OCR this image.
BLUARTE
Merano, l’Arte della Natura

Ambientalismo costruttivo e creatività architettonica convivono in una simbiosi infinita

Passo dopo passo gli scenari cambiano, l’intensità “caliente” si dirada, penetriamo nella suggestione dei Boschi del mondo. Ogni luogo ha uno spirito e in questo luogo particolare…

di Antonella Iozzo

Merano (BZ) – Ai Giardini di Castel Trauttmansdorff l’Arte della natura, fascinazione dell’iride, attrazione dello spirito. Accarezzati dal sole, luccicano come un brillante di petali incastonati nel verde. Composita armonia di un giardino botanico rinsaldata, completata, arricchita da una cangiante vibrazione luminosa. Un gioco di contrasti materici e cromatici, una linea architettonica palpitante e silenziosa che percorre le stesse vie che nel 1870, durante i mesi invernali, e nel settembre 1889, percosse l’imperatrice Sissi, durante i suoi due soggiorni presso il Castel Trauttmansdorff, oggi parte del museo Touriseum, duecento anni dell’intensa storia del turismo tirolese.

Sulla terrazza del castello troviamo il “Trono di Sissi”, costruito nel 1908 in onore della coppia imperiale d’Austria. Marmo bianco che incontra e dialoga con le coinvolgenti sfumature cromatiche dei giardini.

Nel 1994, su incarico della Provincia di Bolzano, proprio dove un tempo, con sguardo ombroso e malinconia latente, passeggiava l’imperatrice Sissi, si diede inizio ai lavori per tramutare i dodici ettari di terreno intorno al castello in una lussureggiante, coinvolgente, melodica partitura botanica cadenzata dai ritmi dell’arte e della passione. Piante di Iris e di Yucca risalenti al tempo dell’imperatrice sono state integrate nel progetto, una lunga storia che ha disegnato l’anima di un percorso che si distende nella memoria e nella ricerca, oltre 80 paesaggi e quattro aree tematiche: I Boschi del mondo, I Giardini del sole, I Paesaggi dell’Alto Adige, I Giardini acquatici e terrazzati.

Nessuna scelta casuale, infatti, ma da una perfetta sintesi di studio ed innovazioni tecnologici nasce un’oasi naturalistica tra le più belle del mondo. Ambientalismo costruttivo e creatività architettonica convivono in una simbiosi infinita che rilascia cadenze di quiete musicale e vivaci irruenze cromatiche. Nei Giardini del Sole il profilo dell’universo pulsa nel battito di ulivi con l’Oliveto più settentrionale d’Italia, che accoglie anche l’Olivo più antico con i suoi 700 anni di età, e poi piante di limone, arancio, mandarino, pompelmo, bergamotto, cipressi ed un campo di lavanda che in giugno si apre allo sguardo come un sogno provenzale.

◇ ◇ ◇ ◇ ◇ ◇ ◇

== Set exercise ==
Find all lines with "Merano" in them and copy each one.

== Response to this task ==
Merano, l’Arte della Natura
Merano (BZ) – Ai Giardini di Castel Trauttmansdorff l’Arte della natura, fascinazione dell’iride, attrazione dello spirito. Accarezzati dal sole, luccicano come un brillante di petali incastonati nel verde. Composita armonia di un giardino botanico rinsaldata, completata, arricchita da una cangiante vibrazione luminosa. Un gioco di contrasti materici e cromatici, una linea architettonica palpitante e silenziosa che percorre le stesse vie che nel 1870, durante i mesi invernali, e nel settembre 1889, percosse l’imperatrice Sissi, durante i suoi due soggiorni presso il Castel Trauttmansdorff, oggi parte del museo Touriseum, duecento anni dell’intensa storia del turismo tirolese.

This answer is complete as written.